[Collection entries]
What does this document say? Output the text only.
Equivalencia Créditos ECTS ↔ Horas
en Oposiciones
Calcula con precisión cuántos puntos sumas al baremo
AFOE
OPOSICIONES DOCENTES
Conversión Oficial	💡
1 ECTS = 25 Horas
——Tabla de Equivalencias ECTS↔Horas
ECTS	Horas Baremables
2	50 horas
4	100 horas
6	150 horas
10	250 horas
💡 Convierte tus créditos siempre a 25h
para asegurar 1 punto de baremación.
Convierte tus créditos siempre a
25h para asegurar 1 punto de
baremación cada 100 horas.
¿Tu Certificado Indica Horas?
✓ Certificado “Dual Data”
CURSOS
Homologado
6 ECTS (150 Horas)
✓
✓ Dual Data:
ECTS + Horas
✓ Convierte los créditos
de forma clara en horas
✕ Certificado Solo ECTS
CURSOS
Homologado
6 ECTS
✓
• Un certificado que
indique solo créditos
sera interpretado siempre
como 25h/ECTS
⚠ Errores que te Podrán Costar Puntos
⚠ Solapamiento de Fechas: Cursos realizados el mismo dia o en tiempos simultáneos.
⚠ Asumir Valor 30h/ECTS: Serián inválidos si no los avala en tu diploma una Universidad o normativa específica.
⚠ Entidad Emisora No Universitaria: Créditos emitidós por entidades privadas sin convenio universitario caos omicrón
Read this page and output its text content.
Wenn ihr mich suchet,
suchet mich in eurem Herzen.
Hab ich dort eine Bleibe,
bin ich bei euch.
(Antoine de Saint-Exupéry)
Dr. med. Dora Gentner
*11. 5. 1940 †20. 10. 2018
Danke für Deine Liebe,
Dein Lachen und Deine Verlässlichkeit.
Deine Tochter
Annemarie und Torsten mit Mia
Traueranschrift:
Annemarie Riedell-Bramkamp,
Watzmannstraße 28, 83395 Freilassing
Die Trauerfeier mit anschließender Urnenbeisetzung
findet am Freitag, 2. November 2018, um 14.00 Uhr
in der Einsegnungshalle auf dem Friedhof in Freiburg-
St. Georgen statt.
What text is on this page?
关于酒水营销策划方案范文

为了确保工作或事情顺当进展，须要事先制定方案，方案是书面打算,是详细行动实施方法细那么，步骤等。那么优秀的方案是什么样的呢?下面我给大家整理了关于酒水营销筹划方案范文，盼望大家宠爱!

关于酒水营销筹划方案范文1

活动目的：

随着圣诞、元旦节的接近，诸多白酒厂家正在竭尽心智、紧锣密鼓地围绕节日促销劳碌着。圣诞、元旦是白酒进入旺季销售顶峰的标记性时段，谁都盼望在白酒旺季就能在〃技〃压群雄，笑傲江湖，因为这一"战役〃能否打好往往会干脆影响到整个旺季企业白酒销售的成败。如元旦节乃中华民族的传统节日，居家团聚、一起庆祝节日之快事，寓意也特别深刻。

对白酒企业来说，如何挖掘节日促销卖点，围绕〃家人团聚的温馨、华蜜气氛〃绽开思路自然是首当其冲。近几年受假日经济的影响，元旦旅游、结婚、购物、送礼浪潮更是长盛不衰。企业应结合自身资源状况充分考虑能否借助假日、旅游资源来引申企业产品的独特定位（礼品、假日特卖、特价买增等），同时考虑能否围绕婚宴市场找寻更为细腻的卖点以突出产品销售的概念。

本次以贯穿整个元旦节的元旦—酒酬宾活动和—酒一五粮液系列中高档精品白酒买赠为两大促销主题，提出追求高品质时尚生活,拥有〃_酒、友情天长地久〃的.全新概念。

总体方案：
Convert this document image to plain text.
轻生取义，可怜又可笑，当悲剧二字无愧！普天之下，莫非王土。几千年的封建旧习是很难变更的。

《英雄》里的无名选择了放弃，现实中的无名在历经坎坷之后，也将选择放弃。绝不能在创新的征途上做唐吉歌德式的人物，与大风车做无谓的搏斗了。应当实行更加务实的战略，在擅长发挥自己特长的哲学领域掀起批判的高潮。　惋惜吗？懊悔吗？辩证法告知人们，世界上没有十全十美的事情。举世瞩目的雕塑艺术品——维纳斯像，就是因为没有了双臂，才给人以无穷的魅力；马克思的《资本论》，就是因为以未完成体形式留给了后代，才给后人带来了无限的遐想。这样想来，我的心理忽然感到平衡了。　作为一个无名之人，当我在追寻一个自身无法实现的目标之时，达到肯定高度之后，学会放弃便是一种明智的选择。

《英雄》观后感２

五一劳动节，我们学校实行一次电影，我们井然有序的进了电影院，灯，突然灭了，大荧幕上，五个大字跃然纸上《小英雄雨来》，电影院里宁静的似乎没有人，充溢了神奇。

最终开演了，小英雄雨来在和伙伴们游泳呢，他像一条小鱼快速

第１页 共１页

Task to carry out:
Which lines above hold the word "text"? Copy each of them.

Full output:
What does this document say? Output the text only.
Read this page and output its text content.
What text is on this page?
Convert this document image to plain text.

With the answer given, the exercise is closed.